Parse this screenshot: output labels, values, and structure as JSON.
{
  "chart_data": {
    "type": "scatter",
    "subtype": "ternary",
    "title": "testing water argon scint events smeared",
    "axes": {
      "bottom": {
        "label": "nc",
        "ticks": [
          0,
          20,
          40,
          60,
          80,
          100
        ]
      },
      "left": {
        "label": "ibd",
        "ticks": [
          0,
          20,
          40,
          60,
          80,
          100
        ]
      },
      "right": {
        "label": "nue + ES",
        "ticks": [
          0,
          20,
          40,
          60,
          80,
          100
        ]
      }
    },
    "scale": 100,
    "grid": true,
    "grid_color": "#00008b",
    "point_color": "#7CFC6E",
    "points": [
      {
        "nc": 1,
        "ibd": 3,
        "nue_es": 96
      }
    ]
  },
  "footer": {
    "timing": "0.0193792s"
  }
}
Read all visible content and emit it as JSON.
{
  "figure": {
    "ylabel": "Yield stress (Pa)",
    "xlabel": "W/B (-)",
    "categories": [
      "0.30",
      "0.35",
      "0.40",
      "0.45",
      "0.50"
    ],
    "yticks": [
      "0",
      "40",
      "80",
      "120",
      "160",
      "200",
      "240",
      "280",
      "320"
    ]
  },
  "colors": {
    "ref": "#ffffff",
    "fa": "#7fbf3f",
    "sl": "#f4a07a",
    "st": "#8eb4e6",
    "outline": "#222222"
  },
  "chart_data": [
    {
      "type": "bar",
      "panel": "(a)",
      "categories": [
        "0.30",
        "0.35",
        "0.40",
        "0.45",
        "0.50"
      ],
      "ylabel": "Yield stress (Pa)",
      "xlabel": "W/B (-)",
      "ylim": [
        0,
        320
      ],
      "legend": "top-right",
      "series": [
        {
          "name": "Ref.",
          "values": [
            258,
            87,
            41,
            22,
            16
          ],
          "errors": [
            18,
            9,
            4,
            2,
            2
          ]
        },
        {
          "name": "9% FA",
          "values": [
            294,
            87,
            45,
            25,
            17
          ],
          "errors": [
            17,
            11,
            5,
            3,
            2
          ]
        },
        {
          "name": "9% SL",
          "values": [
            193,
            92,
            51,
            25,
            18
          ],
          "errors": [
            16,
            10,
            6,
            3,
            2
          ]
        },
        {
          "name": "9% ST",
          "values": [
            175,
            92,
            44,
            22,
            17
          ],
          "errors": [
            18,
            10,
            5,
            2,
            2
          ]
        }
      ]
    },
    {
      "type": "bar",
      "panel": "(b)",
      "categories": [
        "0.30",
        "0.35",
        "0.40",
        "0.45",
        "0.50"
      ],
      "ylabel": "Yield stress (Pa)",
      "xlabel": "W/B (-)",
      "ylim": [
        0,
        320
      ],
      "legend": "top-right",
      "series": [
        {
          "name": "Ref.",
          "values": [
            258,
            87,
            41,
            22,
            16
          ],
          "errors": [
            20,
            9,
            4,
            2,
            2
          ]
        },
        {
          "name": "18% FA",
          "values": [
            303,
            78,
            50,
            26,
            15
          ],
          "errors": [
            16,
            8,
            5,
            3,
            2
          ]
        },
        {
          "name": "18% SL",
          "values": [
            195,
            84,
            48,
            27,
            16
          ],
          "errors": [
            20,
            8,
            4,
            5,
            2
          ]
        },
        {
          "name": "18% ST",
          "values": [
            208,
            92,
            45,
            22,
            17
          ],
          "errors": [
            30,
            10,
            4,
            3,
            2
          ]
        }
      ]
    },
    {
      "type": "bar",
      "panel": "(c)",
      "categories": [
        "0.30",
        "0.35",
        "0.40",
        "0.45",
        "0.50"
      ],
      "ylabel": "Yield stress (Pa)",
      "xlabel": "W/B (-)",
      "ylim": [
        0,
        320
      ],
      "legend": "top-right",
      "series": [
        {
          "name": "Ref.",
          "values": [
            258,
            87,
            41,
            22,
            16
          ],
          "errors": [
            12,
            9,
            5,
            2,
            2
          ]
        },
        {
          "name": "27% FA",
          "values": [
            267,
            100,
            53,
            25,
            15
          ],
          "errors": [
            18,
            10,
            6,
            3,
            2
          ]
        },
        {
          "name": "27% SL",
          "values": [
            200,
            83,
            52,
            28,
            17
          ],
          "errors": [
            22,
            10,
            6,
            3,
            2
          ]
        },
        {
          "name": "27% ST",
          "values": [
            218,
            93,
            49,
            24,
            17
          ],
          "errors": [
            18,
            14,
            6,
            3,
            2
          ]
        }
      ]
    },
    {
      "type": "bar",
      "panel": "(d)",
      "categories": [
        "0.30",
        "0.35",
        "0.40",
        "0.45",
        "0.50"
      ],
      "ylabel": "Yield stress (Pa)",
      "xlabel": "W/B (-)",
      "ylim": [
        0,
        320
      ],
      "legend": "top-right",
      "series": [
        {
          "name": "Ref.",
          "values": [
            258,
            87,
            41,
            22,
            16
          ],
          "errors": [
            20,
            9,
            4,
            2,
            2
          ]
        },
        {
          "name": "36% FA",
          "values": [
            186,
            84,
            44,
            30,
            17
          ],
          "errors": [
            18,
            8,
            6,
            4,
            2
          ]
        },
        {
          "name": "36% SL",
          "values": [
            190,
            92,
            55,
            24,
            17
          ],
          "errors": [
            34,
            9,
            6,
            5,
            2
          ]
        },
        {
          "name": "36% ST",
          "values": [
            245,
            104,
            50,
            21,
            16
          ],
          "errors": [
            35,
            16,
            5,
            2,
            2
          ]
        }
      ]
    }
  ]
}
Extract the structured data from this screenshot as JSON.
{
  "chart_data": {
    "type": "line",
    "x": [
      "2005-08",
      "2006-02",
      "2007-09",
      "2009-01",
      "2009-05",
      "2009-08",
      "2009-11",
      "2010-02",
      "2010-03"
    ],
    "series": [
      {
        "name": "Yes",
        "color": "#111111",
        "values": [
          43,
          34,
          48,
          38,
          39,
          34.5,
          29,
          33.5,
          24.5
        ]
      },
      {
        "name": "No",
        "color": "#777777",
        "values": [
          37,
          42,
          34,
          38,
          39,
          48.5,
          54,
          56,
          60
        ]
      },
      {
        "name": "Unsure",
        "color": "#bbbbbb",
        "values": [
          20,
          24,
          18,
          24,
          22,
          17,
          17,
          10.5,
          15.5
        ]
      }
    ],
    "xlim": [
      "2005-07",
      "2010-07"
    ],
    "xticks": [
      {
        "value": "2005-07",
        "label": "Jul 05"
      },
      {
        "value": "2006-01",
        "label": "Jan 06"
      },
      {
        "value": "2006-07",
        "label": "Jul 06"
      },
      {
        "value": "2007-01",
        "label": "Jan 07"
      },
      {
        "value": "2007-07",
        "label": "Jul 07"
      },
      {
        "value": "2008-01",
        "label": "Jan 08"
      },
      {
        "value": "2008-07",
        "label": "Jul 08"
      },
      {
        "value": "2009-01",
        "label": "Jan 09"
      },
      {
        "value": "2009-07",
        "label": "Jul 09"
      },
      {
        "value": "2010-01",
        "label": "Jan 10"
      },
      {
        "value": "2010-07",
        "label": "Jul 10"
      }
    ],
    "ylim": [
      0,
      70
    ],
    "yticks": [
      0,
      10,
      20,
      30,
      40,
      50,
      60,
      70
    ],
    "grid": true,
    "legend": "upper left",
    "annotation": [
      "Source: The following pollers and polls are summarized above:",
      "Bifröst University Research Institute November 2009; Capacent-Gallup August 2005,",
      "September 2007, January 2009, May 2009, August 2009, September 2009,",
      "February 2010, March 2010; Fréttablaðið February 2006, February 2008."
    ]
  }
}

***

> **EXERCISE TASK**:
Looking at the entries above, say how many lines contain the word "August". Only the number is wanted.

> **FINAL RESULT**:
2